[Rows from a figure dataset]
•••

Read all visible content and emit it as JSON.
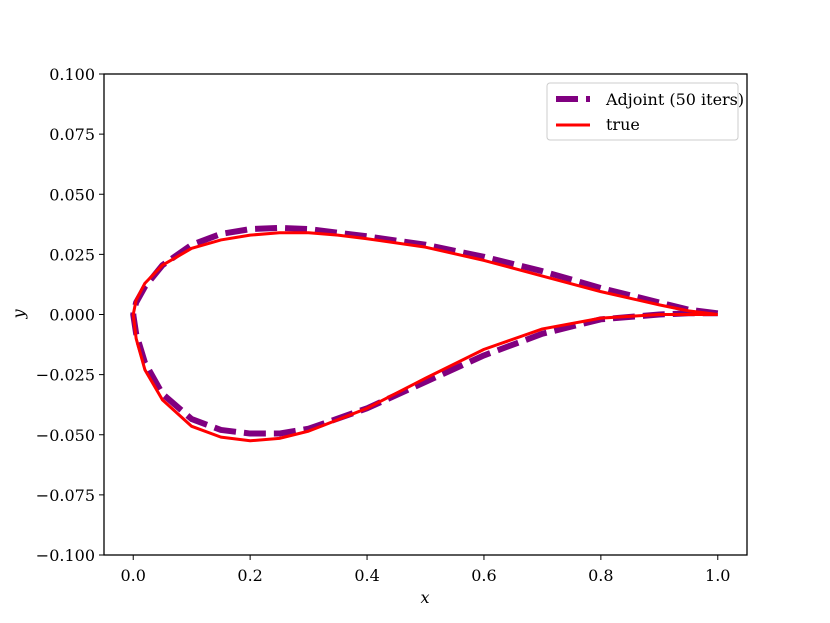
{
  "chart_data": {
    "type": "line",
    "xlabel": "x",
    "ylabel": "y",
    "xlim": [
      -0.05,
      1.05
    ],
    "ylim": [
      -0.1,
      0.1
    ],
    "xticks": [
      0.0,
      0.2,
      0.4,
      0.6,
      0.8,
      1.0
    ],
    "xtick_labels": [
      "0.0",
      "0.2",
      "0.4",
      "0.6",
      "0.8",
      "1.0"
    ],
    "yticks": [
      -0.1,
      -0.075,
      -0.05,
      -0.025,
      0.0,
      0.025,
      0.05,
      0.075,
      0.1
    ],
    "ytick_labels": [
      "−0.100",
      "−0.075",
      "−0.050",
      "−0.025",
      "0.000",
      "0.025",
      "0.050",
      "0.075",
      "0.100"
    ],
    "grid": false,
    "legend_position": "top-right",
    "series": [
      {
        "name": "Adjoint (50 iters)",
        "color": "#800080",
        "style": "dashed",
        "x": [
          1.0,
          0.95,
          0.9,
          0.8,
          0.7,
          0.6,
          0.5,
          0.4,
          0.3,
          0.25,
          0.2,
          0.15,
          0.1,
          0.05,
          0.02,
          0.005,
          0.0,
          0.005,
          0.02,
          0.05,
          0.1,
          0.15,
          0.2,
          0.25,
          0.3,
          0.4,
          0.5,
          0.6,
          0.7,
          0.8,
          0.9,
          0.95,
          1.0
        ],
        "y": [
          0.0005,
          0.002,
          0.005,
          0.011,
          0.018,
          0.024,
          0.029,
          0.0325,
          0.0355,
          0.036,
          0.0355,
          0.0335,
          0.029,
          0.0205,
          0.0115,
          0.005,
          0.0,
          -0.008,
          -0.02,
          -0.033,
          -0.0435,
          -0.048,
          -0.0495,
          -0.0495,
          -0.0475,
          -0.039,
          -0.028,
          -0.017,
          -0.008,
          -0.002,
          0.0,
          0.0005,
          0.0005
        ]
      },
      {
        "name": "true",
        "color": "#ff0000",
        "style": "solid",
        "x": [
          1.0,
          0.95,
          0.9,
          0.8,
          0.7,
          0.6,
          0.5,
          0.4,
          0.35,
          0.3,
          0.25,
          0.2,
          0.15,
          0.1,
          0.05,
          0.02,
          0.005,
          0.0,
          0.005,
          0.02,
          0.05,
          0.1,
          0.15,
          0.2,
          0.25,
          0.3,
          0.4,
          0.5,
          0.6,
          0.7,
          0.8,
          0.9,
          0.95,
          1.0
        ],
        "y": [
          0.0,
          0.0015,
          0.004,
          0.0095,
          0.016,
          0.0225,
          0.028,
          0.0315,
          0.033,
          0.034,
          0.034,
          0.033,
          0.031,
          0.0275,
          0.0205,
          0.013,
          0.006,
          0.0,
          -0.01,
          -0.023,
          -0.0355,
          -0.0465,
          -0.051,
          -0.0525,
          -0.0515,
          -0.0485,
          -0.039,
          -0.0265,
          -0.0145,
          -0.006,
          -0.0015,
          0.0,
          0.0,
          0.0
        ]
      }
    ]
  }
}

•••

**WHAT IS EXPECTED:** Restate each entry word for word, please, but drop any images it holds.

**PROBLEM SOLUTION:**
Read all visible content and emit it as JSON.
{
  "chart_data": {
    "type": "line",
    "xlabel": "x",
    "ylabel": "y",
    "xlim": [
      -0.05,
      1.05
    ],
    "ylim": [
      -0.1,
      0.1
    ],
    "xticks": [
      0.0,
      0.2,
      0.4,
      0.6,
      0.8,
      1.0
    ],
    "xtick_labels": [
      "0.0",
      "0.2",
      "0.4",
      "0.6",
      "0.8",
      "1.0"
    ],
    "yticks": [
      -0.1,
      -0.075,
      -0.05,
      -0.025,
      0.0,
      0.025,
      0.05,
      0.075,
      0.1
    ],
    "ytick_labels": [
      "−0.100",
      "−0.075",
      "−0.050",
      "−0.025",
      "0.000",
      "0.025",
      "0.050",
      "0.075",
      "0.100"
    ],
    "grid": false,
    "legend_position": "top-right",
    "series": [
      {
        "name": "Adjoint (50 iters)",
        "color": "#800080",
        "style": "dashed",
        "x": [
          1.0,
          0.95,
          0.9,
          0.8,
          0.7,
          0.6,
          0.5,
          0.4,
          0.3,
          0.25,
          0.2,
          0.15,
          0.1,
          0.05,
          0.02,
          0.005,
          0.0,
          0.005,
          0.02,
          0.05,
          0.1,
          0.15,
          0.2,
          0.25,
          0.3,
          0.4,
          0.5,
          0.6,
          0.7,
          0.8,
          0.9,
          0.95,
          1.0
        ],
        "y": [
          0.0005,
          0.002,
          0.005,
          0.011,
          0.018,
          0.024,
          0.029,
          0.0325,
          0.0355,
          0.036,
          0.0355,
          0.0335,
          0.029,
          0.0205,
          0.0115,
          0.005,
          0.0,
          -0.008,
          -0.02,
          -0.033,
          -0.0435,
          -0.048,
          -0.0495,
          -0.0495,
          -0.0475,
          -0.039,
          -0.028,
          -0.017,
          -0.008,
          -0.002,
          0.0,
          0.0005,
          0.0005
        ]
      },
      {
        "name": "true",
        "color": "#ff0000",
        "style": "solid",
        "x": [
          1.0,
          0.95,
          0.9,
          0.8,
          0.7,
          0.6,
          0.5,
          0.4,
          0.35,
          0.3,
          0.25,
          0.2,
          0.15,
          0.1,
          0.05,
          0.02,
          0.005,
          0.0,
          0.005,
          0.02,
          0.05,
          0.1,
          0.15,
          0.2,
          0.25,
          0.3,
          0.4,
          0.5,
          0.6,
          0.7,
          0.8,
          0.9,
          0.95,
          1.0
        ],
        "y": [
          0.0,
          0.0015,
          0.004,
          0.0095,
          0.016,
          0.0225,
          0.028,
          0.0315,
          0.033,
          0.034,
          0.034,
          0.033,
          0.031,
          0.0275,
          0.0205,
          0.013,
          0.006,
          0.0,
          -0.01,
          -0.023,
          -0.0355,
          -0.0465,
          -0.051,
          -0.0525,
          -0.0515,
          -0.0485,
          -0.039,
          -0.0265,
          -0.0145,
          -0.006,
          -0.0015,
          0.0,
          0.0,
          0.0
        ]
      }
    ]
  }
}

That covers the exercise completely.